Look below and pull out each line with the word "docx".

◆ ◆ ◆ ◆ ◆

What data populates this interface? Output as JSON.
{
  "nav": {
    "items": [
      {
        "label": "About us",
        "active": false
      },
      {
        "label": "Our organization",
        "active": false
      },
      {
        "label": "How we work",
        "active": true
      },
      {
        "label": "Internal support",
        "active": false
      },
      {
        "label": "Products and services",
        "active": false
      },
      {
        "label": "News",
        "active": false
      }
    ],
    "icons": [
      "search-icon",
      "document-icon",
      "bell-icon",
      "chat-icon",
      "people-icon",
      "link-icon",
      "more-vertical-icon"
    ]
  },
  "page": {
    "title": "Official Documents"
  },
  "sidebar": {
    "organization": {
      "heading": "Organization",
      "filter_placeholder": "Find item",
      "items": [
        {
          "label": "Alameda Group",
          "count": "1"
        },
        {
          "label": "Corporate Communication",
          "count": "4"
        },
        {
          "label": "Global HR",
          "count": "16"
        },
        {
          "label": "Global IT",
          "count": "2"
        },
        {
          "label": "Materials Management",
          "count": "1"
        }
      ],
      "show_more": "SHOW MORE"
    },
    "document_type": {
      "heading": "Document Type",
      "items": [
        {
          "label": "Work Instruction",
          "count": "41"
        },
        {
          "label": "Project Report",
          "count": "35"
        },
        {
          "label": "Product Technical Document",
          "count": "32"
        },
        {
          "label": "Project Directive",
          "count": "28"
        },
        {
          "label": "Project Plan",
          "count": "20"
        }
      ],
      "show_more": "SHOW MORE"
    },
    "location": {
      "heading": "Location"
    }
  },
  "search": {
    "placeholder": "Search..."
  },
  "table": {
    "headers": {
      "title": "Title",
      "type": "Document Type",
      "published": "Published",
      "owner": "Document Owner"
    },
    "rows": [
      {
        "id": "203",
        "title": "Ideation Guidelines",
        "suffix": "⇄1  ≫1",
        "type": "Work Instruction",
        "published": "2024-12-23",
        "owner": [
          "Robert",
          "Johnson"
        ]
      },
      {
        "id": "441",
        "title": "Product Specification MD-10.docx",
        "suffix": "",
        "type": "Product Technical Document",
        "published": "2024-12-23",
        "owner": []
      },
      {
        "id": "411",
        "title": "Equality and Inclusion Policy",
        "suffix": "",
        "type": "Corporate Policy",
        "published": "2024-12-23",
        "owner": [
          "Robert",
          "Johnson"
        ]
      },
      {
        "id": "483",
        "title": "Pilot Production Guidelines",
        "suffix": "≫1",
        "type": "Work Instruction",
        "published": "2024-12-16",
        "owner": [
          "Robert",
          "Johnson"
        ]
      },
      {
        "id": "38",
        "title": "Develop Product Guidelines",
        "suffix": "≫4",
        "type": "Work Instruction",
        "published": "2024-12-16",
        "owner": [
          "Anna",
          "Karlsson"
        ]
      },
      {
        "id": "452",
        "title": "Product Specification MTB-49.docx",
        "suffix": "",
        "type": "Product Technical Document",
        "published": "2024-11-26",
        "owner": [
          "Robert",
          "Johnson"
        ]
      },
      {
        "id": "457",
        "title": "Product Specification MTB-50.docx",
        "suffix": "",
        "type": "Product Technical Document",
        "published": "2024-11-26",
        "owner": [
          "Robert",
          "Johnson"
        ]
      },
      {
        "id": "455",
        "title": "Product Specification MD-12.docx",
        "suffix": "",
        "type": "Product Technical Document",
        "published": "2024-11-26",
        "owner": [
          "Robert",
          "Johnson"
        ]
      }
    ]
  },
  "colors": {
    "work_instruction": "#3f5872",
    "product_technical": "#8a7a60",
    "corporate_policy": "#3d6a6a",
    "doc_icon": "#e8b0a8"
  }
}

◆ ◆ ◆ ◆ ◆

* [Final result]:
        "title": "Product Specification MD-10.docx",
        "title": "Product Specification MTB-49.docx",
        "title": "Product Specification MTB-50.docx",
        "title": "Product Specification MD-12.docx",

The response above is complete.